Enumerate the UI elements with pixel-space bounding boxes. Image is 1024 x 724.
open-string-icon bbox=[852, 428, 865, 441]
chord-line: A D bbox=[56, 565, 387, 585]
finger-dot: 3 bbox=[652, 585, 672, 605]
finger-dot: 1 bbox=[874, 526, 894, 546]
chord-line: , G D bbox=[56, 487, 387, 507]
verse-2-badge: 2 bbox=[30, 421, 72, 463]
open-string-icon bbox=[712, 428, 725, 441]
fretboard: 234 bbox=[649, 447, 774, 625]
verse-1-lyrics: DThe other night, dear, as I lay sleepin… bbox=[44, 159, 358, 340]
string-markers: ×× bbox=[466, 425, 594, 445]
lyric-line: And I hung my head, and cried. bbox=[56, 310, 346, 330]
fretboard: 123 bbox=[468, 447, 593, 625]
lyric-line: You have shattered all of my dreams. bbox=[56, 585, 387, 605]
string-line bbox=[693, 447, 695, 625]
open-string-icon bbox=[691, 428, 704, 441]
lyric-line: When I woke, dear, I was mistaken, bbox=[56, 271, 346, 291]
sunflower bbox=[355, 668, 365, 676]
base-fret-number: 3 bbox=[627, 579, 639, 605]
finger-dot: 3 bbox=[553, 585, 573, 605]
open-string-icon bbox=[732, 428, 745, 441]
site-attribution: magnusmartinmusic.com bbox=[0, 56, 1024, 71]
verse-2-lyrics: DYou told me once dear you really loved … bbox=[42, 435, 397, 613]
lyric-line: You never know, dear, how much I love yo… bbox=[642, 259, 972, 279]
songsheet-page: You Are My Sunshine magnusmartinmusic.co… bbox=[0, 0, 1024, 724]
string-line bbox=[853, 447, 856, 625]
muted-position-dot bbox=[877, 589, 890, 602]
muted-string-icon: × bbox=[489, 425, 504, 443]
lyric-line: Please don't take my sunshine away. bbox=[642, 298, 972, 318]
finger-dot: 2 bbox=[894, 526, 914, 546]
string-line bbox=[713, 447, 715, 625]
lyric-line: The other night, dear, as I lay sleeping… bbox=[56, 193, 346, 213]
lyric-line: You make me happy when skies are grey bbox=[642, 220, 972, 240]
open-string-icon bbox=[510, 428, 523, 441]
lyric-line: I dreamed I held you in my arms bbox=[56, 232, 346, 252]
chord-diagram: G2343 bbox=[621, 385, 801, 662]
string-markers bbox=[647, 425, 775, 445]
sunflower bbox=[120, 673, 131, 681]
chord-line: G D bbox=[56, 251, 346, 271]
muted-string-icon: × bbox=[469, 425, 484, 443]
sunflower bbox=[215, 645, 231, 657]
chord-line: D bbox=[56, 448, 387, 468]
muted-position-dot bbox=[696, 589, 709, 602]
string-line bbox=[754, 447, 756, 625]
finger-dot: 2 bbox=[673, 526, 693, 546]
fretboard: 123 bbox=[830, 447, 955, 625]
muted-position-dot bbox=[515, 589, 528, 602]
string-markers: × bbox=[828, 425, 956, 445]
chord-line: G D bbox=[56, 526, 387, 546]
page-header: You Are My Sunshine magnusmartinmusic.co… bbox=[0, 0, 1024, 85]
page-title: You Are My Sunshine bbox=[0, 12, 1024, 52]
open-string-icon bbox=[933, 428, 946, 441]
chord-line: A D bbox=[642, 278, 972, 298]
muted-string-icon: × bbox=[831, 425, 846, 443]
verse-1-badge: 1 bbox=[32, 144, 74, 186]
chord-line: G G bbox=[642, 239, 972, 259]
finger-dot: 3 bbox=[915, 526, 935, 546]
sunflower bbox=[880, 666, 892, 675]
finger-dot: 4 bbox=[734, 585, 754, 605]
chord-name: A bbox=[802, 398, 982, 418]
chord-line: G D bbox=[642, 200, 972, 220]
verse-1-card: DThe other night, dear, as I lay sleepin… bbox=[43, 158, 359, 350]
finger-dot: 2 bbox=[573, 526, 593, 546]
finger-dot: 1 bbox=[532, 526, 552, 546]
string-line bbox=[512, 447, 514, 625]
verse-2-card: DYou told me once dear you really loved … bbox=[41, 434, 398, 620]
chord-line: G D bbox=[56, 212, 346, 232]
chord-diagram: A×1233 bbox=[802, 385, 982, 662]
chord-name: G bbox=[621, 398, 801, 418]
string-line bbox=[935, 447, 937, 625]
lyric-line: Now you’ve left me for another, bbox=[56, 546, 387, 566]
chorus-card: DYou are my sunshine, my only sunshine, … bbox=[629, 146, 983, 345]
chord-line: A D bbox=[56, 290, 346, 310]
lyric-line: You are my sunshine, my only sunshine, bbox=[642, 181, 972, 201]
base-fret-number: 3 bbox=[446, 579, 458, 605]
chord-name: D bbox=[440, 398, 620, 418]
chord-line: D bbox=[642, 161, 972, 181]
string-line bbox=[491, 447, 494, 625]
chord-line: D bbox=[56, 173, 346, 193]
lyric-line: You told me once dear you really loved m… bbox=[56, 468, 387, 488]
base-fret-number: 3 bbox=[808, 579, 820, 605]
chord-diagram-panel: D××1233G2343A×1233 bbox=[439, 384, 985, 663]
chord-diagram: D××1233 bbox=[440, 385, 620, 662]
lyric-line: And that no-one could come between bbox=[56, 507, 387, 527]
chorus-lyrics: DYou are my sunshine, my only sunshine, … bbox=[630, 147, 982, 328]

++++++

Problem details: Repeat the records from their first line through the line containing "string-markers: ×× bbox=[466, 425, 594, 445]", inclusive, and nothing else.

Finished answer:
Enumerate the UI elements with pixel-space bounding boxes. Image is 1024 x 724.
open-string-icon bbox=[852, 428, 865, 441]
chord-line: A D bbox=[56, 565, 387, 585]
finger-dot: 3 bbox=[652, 585, 672, 605]
finger-dot: 1 bbox=[874, 526, 894, 546]
chord-line: , G D bbox=[56, 487, 387, 507]
verse-2-badge: 2 bbox=[30, 421, 72, 463]
open-string-icon bbox=[712, 428, 725, 441]
fretboard: 234 bbox=[649, 447, 774, 625]
verse-1-lyrics: DThe other night, dear, as I lay sleepin… bbox=[44, 159, 358, 340]
string-markers: ×× bbox=[466, 425, 594, 445]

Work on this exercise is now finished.